##### SUPPLIED TEXT #####

Published Oct 8th
Miniature Chocolate Eclairs
Prep 25m Cook 45m Additional 10m Ready In 1h 20m
Servings 12 eclairs Calories 240.4

Eclairs filled with chocolate pudding and frosted with a semisweet chocolate glaze.

Recipe Ingredients

  • 1 (3.5 ounce) package non-instant chocolate pudding mix
  • 2 cups milk
  • ½ cup butter
  • 1 cup water
  • ⅓ teaspoon salt
  • 1 cup all-purpose flour
  • 4 eggs
  • 2 tablespoons butter
  • 2 ounces semisweet chocolate, chopped
  • 1 cup confectioners' sugar
  • 2 tablespoons milk
  • 1 teaspoon vanilla extract

Cooking Directions

  1. 1 Prepare pudding with milk according to package directions. Chill 1 hour in refrigerator.
  2. 2 Preheat oven to 400 degrees F (200 degrees C). Grease baking sheets.
  3. 3 In a heavy saucepan, combine 1/2 cup butter, water and salt over medium-high heat. Bring to a boil, then reduce heat to low. Pour in flour all at once and stir vigorously until fully incorporated and mixture forms a ball. Remove from heat, let rest 5 minutes. Then beat in eggs, one at a time, until well combined.

#####

TASK A: In the eclair recipe, what oven temperature is given for preheating?

##### RECORDS SUPPLIED #####

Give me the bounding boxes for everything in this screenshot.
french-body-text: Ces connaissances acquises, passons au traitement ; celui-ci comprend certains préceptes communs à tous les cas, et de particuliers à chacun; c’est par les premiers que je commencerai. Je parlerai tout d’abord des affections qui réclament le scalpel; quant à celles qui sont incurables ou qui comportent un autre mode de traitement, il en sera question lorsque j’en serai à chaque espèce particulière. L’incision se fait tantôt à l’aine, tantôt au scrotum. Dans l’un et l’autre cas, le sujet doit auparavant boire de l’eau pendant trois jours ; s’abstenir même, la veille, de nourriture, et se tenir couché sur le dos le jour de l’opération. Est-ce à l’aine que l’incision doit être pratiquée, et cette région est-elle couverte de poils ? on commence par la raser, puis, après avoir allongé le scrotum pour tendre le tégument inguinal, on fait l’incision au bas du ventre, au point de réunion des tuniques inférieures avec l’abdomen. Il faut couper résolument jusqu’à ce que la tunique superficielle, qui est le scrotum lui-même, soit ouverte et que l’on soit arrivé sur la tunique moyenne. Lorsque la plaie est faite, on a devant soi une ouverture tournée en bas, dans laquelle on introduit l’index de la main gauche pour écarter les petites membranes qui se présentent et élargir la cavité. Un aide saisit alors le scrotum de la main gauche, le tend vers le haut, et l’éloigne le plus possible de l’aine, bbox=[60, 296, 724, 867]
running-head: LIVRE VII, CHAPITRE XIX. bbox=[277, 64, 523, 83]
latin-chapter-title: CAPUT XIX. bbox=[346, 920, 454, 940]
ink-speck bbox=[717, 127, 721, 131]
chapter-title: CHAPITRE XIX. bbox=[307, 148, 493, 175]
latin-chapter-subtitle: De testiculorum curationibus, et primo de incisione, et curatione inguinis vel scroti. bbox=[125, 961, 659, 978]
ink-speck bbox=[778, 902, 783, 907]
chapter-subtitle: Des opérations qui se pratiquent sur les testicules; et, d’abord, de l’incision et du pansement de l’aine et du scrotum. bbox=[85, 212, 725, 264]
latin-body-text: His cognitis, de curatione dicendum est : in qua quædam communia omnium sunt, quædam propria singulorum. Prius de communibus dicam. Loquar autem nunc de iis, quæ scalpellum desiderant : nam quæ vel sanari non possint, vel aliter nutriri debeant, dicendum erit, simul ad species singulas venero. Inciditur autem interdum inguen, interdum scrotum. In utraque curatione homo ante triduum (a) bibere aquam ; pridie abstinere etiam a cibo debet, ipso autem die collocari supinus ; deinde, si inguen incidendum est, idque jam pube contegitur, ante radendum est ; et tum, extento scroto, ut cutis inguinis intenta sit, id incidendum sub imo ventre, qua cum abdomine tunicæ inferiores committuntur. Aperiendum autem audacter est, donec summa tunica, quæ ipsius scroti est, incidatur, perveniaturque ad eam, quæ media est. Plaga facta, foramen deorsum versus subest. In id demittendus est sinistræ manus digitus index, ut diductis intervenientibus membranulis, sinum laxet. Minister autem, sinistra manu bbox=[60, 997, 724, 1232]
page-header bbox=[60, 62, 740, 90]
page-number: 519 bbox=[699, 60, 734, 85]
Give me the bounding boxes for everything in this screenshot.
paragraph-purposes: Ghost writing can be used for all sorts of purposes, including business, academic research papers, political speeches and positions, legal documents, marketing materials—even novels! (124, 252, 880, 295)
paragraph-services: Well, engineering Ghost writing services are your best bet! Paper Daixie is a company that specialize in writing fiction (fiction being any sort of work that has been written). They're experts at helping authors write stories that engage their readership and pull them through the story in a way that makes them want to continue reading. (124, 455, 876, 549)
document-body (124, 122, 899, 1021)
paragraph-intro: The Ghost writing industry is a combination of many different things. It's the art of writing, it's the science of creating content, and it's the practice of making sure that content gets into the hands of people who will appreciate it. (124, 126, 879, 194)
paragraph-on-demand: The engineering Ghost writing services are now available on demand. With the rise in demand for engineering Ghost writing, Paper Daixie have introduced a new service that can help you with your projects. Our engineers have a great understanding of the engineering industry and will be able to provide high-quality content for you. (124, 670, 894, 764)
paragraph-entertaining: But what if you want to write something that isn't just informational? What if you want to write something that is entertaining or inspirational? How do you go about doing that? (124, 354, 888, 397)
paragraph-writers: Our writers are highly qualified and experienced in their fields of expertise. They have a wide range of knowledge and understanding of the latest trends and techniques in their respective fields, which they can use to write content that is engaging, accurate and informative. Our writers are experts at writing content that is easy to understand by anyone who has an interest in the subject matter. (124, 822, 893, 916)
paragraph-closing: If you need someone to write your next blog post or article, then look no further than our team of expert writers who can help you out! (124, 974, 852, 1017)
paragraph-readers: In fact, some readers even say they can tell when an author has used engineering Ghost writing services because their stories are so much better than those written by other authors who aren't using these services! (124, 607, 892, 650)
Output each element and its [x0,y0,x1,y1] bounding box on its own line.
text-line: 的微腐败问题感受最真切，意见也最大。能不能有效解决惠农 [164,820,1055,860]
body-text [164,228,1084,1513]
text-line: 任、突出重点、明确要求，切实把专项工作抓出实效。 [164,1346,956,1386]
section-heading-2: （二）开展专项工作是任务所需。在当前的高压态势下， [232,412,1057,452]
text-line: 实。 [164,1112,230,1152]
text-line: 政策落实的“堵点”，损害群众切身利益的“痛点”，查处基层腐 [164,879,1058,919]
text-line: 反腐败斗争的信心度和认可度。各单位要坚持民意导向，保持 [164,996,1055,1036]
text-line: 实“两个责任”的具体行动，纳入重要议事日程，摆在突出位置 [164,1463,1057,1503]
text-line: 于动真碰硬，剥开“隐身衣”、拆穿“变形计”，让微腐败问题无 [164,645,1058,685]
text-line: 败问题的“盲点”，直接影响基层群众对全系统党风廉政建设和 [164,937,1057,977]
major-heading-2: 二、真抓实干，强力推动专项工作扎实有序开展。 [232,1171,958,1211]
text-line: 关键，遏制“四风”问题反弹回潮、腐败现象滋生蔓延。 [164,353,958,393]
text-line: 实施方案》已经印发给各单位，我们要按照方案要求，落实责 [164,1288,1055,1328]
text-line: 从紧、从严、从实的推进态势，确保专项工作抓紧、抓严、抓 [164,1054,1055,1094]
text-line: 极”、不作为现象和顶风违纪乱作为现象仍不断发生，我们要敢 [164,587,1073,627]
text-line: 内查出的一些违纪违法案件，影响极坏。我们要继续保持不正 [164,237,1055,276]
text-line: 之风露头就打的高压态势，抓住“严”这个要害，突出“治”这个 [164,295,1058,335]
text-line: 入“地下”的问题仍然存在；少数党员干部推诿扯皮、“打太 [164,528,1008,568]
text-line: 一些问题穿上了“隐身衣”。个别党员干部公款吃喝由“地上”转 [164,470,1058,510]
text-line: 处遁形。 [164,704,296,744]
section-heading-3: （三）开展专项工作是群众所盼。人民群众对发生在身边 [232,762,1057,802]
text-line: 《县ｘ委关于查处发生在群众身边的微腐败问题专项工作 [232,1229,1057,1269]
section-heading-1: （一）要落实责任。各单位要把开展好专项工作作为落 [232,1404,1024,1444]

#####

TASK B: Retype the records from their start up to and including the line with "french-body-text: Ces connaissances", character for character.

FINAL RESULT A: 400 degrees F (200 degrees C).

FINAL RESULT B:
Give me the bounding boxes for everything in this screenshot.
french-body-text: Ces connaissances acquises, passons au traitement ; celui-ci comprend certains préceptes communs à tous les cas, et de particuliers à chacun; c’est par les premiers que je commencerai. Je parlerai tout d’abord des affections qui réclament le scalpel; quant à celles qui sont incurables ou qui comportent un autre mode de traitement, il en sera question lorsque j’en serai à chaque espèce particulière. L’incision se fait tantôt à l’aine, tantôt au scrotum. Dans l’un et l’autre cas, le sujet doit auparavant boire de l’eau pendant trois jours ; s’abstenir même, la veille, de nourriture, et se tenir couché sur le dos le jour de l’opération. Est-ce à l’aine que l’incision doit être pratiquée, et cette région est-elle couverte de poils ? on commence par la raser, puis, après avoir allongé le scrotum pour tendre le tégument inguinal, on fait l’incision au bas du ventre, au point de réunion des tuniques inférieures avec l’abdomen. Il faut couper résolument jusqu’à ce que la tunique superficielle, qui est le scrotum lui-même, soit ouverte et que l’on soit arrivé sur la tunique moyenne. Lorsque la plaie est faite, on a devant soi une ouverture tournée en bas, dans laquelle on introduit l’index de la main gauche pour écarter les petites membranes qui se présentent et élargir la cavité. Un aide saisit alors le scrotum de la main gauche, le tend vers le haut, et l’éloigne le plus possible de l’aine, bbox=[60, 296, 724, 867]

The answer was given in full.